RECORDS FOR PROCESSING -
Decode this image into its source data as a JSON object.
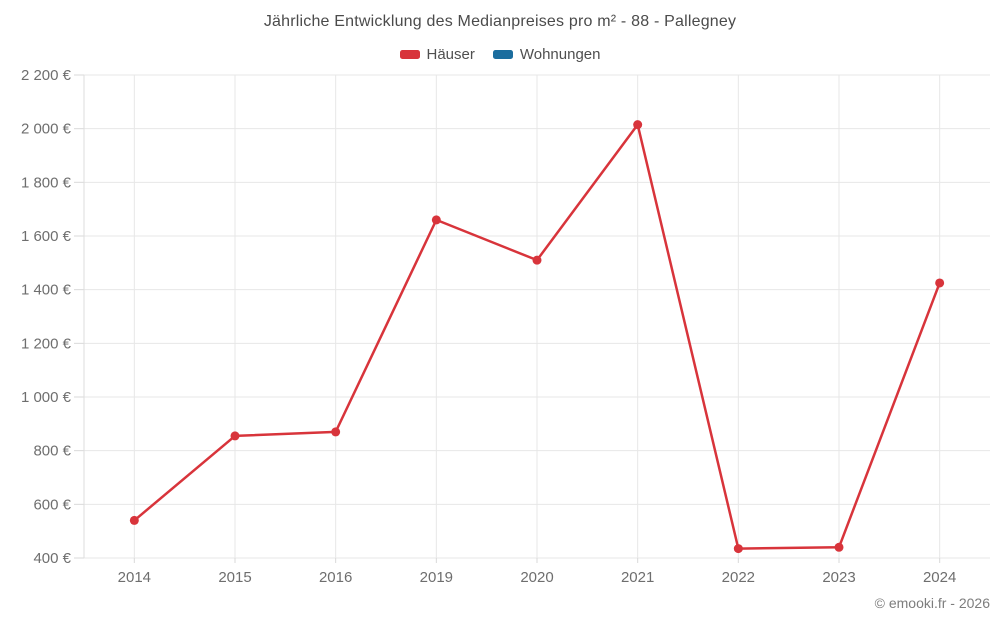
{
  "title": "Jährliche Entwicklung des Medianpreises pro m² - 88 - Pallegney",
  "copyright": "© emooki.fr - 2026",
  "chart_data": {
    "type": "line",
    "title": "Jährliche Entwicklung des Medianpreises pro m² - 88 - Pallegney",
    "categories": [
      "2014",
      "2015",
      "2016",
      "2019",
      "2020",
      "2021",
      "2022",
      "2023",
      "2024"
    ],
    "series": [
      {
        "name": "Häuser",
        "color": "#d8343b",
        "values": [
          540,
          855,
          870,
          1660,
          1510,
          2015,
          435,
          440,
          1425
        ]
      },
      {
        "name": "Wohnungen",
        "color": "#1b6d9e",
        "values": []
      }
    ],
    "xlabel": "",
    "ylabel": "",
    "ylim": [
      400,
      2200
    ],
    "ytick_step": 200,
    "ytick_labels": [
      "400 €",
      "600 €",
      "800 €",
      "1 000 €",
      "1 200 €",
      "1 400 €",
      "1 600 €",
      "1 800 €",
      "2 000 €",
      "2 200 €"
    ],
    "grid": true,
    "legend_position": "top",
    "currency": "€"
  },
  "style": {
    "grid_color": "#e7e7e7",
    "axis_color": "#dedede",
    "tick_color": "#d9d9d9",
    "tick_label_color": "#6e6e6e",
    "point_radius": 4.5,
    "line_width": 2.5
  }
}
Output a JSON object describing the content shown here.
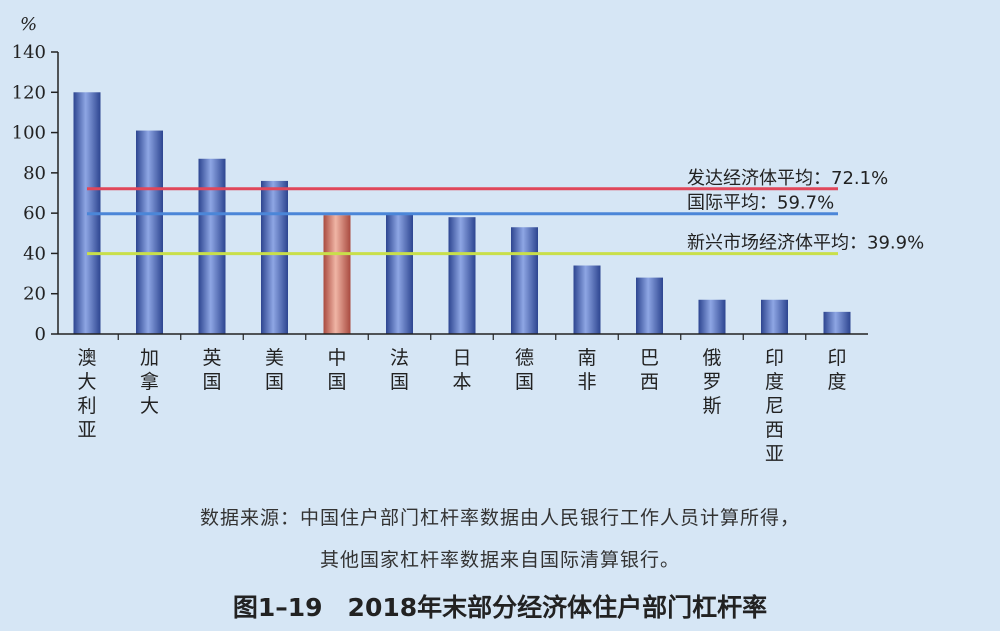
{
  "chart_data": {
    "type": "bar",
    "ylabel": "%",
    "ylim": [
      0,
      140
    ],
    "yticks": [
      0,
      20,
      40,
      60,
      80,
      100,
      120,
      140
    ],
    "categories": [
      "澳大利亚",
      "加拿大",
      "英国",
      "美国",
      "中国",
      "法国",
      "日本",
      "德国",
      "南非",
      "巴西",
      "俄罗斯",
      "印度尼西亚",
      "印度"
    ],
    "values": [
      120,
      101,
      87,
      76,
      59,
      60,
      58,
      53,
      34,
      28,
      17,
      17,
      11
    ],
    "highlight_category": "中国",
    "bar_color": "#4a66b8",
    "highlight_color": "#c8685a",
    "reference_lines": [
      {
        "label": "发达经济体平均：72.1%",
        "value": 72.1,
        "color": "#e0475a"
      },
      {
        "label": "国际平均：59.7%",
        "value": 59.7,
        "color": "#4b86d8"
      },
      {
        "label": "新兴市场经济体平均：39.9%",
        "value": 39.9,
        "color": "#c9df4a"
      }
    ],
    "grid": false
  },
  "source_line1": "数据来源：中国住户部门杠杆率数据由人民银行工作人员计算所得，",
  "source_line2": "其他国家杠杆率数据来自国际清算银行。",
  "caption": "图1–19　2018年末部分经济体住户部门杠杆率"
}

GIVEN TASK -
Pull every line holding "JSON" out of the records.

ANSWER TO THIS TASK -
Decode this image into its source data as a JSON object.
Output a JSON object describing the content shown here.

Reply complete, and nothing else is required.